What is required
Output the data word for word, dropping every image.

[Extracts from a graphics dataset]
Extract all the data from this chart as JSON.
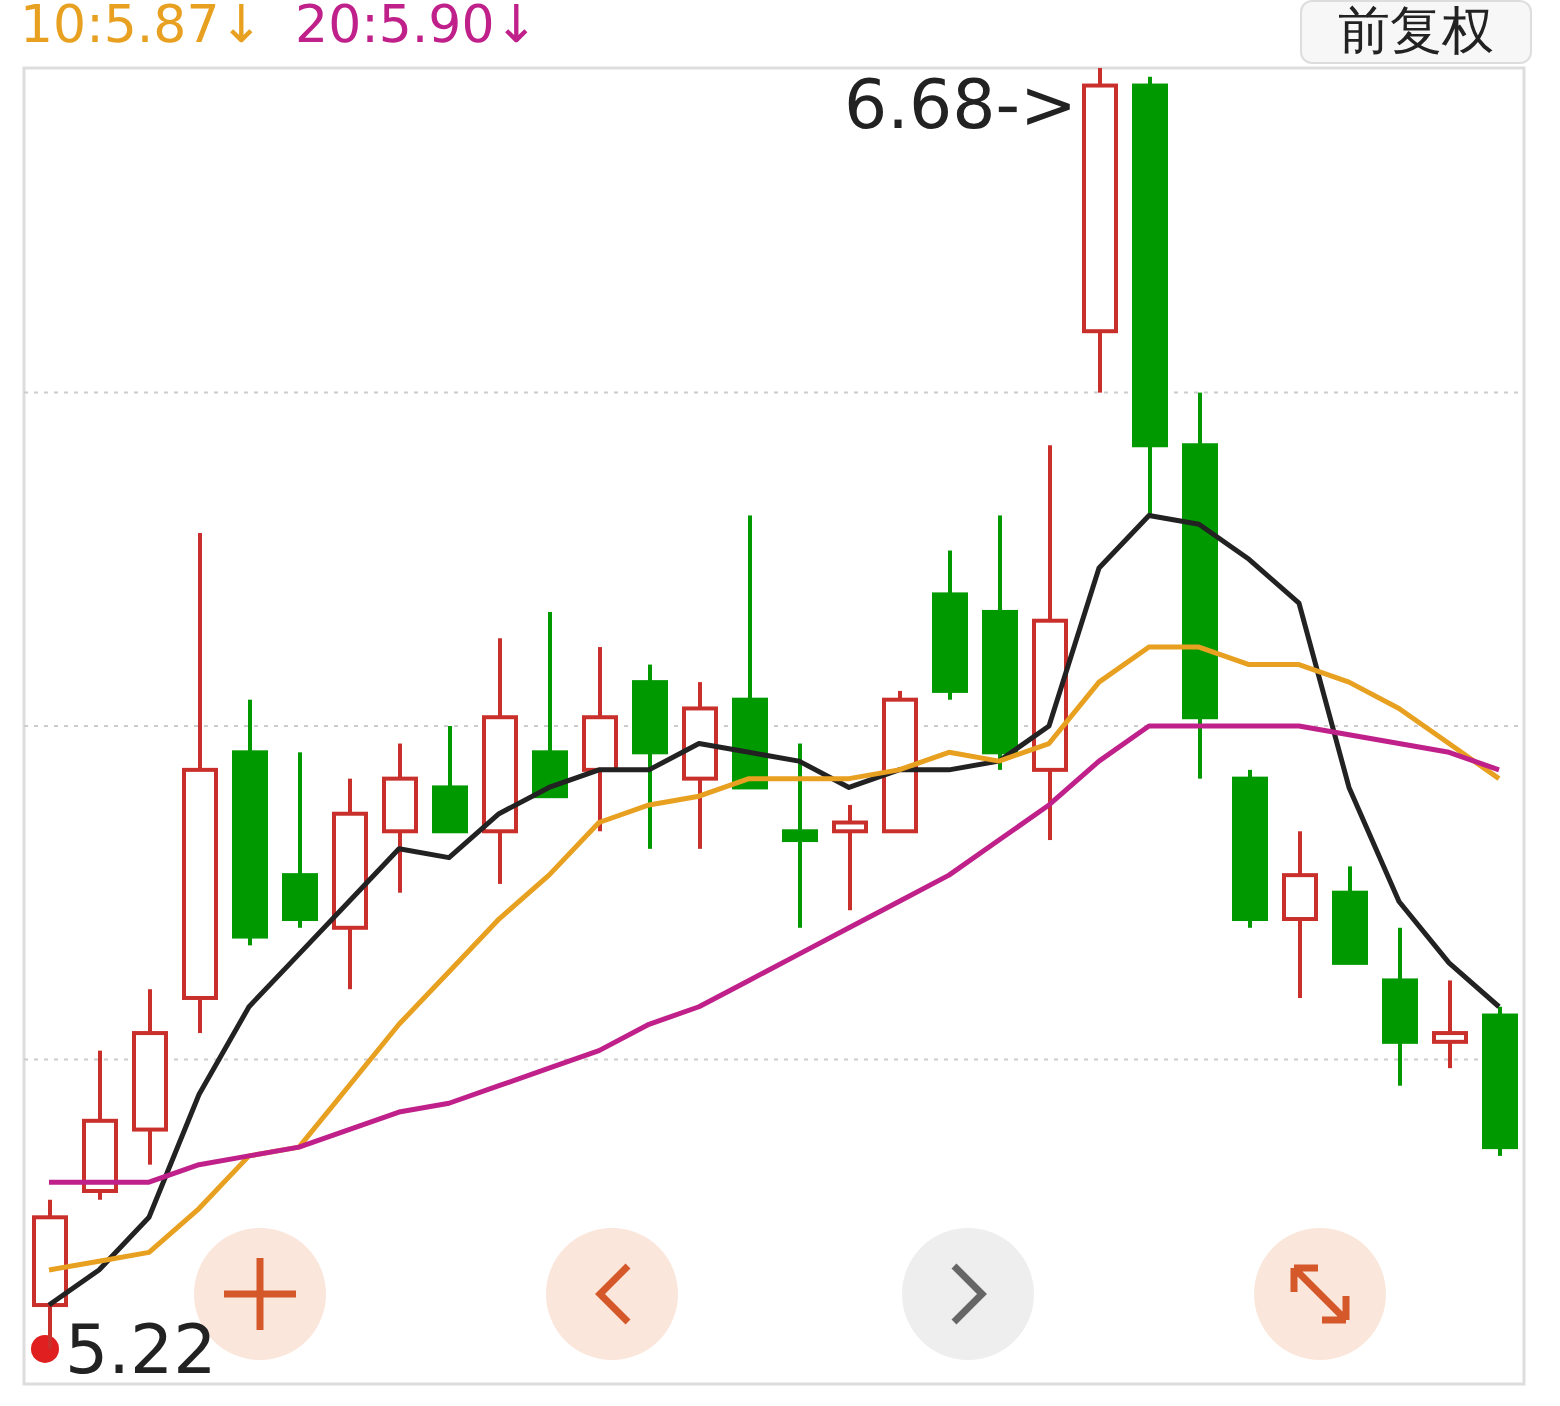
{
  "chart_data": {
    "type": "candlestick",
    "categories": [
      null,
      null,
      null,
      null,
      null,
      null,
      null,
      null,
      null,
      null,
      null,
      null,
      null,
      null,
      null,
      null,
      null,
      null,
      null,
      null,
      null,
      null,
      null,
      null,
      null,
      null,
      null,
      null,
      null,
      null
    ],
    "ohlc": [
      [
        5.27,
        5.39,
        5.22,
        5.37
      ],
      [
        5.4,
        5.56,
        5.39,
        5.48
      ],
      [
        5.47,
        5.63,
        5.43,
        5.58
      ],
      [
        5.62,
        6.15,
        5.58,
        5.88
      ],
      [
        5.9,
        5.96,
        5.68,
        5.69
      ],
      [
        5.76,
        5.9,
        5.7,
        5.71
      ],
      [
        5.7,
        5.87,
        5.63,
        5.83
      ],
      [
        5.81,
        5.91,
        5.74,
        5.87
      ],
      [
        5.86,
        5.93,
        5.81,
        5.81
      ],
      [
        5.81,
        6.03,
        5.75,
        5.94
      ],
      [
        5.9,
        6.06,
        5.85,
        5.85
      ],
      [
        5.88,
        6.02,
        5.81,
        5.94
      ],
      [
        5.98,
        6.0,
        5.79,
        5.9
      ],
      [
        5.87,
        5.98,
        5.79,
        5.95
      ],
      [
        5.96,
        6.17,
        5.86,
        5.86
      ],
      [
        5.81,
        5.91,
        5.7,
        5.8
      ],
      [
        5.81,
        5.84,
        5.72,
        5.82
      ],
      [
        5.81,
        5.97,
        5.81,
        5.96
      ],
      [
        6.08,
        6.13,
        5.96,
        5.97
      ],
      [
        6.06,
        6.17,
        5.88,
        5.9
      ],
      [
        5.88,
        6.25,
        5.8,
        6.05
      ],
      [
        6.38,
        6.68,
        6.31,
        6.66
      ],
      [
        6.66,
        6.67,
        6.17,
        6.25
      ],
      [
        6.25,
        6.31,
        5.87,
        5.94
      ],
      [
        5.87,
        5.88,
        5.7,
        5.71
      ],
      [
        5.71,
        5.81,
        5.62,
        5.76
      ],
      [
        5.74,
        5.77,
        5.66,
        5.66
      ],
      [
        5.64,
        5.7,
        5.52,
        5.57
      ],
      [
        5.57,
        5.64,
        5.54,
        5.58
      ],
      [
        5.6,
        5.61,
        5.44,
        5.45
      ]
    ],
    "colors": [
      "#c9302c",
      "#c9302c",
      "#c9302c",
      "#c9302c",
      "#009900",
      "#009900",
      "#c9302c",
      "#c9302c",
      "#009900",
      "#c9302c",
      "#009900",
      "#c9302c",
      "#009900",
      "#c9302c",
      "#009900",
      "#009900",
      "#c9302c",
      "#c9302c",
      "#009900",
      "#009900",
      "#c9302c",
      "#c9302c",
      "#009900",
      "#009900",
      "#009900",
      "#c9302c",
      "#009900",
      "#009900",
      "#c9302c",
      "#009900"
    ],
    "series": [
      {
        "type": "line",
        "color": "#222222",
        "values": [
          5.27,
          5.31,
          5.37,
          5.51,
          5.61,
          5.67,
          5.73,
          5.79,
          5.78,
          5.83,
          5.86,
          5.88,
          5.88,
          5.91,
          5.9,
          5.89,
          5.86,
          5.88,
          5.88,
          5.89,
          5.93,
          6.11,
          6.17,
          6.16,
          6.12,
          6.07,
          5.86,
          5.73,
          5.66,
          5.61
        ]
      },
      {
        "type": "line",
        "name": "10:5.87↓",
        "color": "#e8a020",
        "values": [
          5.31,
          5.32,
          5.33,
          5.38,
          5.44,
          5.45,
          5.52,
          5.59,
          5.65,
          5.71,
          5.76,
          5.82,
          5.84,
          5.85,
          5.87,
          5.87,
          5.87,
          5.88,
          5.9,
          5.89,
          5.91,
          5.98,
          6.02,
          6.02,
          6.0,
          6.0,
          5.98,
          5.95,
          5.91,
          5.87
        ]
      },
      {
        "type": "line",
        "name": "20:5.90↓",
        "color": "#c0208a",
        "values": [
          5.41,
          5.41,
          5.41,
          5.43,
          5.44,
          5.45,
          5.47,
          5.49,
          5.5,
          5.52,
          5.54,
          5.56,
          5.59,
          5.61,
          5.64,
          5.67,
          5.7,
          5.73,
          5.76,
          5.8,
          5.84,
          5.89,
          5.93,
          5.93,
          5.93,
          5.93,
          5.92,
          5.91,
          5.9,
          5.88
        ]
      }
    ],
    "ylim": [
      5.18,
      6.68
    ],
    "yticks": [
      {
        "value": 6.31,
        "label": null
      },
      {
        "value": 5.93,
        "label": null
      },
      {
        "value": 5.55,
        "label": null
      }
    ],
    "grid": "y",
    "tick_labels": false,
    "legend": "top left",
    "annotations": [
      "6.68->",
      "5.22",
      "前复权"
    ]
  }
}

Response
Extract all the data from this chart as JSON.
{
  "chart_data": {
    "type": "candlestick",
    "categories": [
      null,
      null,
      null,
      null,
      null,
      null,
      null,
      null,
      null,
      null,
      null,
      null,
      null,
      null,
      null,
      null,
      null,
      null,
      null,
      null,
      null,
      null,
      null,
      null,
      null,
      null,
      null,
      null,
      null,
      null
    ],
    "ohlc": [
      [
        5.27,
        5.39,
        5.22,
        5.37
      ],
      [
        5.4,
        5.56,
        5.39,
        5.48
      ],
      [
        5.47,
        5.63,
        5.43,
        5.58
      ],
      [
        5.62,
        6.15,
        5.58,
        5.88
      ],
      [
        5.9,
        5.96,
        5.68,
        5.69
      ],
      [
        5.76,
        5.9,
        5.7,
        5.71
      ],
      [
        5.7,
        5.87,
        5.63,
        5.83
      ],
      [
        5.81,
        5.91,
        5.74,
        5.87
      ],
      [
        5.86,
        5.93,
        5.81,
        5.81
      ],
      [
        5.81,
        6.03,
        5.75,
        5.94
      ],
      [
        5.9,
        6.06,
        5.85,
        5.85
      ],
      [
        5.88,
        6.02,
        5.81,
        5.94
      ],
      [
        5.98,
        6.0,
        5.79,
        5.9
      ],
      [
        5.87,
        5.98,
        5.79,
        5.95
      ],
      [
        5.96,
        6.17,
        5.86,
        5.86
      ],
      [
        5.81,
        5.91,
        5.7,
        5.8
      ],
      [
        5.81,
        5.84,
        5.72,
        5.82
      ],
      [
        5.81,
        5.97,
        5.81,
        5.96
      ],
      [
        6.08,
        6.13,
        5.96,
        5.97
      ],
      [
        6.06,
        6.17,
        5.88,
        5.9
      ],
      [
        5.88,
        6.25,
        5.8,
        6.05
      ],
      [
        6.38,
        6.68,
        6.31,
        6.66
      ],
      [
        6.66,
        6.67,
        6.17,
        6.25
      ],
      [
        6.25,
        6.31,
        5.87,
        5.94
      ],
      [
        5.87,
        5.88,
        5.7,
        5.71
      ],
      [
        5.71,
        5.81,
        5.62,
        5.76
      ],
      [
        5.74,
        5.77,
        5.66,
        5.66
      ],
      [
        5.64,
        5.7,
        5.52,
        5.57
      ],
      [
        5.57,
        5.64,
        5.54,
        5.58
      ],
      [
        5.6,
        5.61,
        5.44,
        5.45
      ]
    ],
    "colors": [
      "#c9302c",
      "#c9302c",
      "#c9302c",
      "#c9302c",
      "#009900",
      "#009900",
      "#c9302c",
      "#c9302c",
      "#009900",
      "#c9302c",
      "#009900",
      "#c9302c",
      "#009900",
      "#c9302c",
      "#009900",
      "#009900",
      "#c9302c",
      "#c9302c",
      "#009900",
      "#009900",
      "#c9302c",
      "#c9302c",
      "#009900",
      "#009900",
      "#009900",
      "#c9302c",
      "#009900",
      "#009900",
      "#c9302c",
      "#009900"
    ],
    "series": [
      {
        "type": "line",
        "color": "#222222",
        "values": [
          5.27,
          5.31,
          5.37,
          5.51,
          5.61,
          5.67,
          5.73,
          5.79,
          5.78,
          5.83,
          5.86,
          5.88,
          5.88,
          5.91,
          5.9,
          5.89,
          5.86,
          5.88,
          5.88,
          5.89,
          5.93,
          6.11,
          6.17,
          6.16,
          6.12,
          6.07,
          5.86,
          5.73,
          5.66,
          5.61
        ]
      },
      {
        "type": "line",
        "name": "10:5.87↓",
        "color": "#e8a020",
        "values": [
          5.31,
          5.32,
          5.33,
          5.38,
          5.44,
          5.45,
          5.52,
          5.59,
          5.65,
          5.71,
          5.76,
          5.82,
          5.84,
          5.85,
          5.87,
          5.87,
          5.87,
          5.88,
          5.9,
          5.89,
          5.91,
          5.98,
          6.02,
          6.02,
          6.0,
          6.0,
          5.98,
          5.95,
          5.91,
          5.87
        ]
      },
      {
        "type": "line",
        "name": "20:5.90↓",
        "color": "#c0208a",
        "values": [
          5.41,
          5.41,
          5.41,
          5.43,
          5.44,
          5.45,
          5.47,
          5.49,
          5.5,
          5.52,
          5.54,
          5.56,
          5.59,
          5.61,
          5.64,
          5.67,
          5.7,
          5.73,
          5.76,
          5.8,
          5.84,
          5.89,
          5.93,
          5.93,
          5.93,
          5.93,
          5.92,
          5.91,
          5.9,
          5.88
        ]
      }
    ],
    "ylim": [
      5.18,
      6.68
    ],
    "yticks": [
      {
        "value": 6.31,
        "label": null
      },
      {
        "value": 5.93,
        "label": null
      },
      {
        "value": 5.55,
        "label": null
      }
    ],
    "grid": "y",
    "tick_labels": false,
    "legend": "top left",
    "annotations": [
      "6.68->",
      "5.22",
      "前复权"
    ]
  }
}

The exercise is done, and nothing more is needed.